### [WHAT THE TASK REQUIRES]
Count the lines containing "Temperature". Give the number alone.

### [MATERIAL TO PROCESS]
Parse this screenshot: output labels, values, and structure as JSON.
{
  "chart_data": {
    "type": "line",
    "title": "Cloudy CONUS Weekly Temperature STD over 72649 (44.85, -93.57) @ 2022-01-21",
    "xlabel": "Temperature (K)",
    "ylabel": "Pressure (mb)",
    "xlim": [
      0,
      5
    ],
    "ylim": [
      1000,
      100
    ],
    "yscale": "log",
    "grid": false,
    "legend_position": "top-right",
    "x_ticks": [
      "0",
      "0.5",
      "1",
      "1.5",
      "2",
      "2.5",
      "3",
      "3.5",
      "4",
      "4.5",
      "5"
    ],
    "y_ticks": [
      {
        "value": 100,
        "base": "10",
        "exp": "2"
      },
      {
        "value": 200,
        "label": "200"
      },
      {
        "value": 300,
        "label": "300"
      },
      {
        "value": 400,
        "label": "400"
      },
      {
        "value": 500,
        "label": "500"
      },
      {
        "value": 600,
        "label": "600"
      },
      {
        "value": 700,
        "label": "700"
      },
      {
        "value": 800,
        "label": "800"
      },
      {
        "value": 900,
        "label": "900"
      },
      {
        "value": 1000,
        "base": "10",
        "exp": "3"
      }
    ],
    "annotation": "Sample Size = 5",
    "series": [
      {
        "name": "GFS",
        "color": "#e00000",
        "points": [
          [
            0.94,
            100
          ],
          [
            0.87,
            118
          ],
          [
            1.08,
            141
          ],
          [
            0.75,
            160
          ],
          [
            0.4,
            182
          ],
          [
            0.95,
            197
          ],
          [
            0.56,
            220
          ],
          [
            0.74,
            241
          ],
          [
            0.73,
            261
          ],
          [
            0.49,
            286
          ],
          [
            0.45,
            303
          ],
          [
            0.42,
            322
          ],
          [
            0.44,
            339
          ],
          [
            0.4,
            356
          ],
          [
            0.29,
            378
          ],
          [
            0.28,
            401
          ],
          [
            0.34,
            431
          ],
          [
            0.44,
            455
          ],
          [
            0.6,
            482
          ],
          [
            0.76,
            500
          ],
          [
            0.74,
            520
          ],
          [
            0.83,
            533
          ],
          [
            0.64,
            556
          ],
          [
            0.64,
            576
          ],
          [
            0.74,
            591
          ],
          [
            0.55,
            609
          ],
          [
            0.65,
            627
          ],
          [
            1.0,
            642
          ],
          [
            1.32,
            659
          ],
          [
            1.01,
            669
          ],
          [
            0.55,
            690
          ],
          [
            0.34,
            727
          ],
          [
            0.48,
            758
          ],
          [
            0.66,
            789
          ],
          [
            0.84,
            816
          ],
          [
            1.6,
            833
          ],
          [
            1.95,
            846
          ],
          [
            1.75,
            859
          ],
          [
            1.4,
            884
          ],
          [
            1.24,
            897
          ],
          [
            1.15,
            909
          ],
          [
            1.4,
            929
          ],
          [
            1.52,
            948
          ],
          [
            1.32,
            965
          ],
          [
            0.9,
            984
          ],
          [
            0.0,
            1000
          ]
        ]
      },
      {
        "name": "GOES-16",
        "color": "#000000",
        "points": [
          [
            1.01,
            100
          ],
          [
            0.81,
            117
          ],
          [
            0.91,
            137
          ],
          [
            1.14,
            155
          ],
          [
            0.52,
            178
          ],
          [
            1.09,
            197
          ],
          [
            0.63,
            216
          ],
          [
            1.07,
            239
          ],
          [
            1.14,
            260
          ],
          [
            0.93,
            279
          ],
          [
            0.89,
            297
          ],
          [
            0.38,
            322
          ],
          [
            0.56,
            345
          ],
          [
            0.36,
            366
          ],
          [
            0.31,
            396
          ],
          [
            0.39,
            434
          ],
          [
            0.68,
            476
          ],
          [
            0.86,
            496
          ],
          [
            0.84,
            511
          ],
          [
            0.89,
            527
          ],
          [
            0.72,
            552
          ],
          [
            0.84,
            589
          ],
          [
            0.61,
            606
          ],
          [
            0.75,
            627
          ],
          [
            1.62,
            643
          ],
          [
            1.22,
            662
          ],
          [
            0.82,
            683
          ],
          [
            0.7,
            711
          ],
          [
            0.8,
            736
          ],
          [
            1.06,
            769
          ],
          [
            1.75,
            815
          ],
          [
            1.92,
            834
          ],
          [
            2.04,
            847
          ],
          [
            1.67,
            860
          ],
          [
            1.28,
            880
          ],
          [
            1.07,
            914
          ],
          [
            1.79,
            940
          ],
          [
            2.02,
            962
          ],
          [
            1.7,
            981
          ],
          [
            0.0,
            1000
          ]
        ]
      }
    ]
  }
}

### [COMPLETE OUTPUT]
2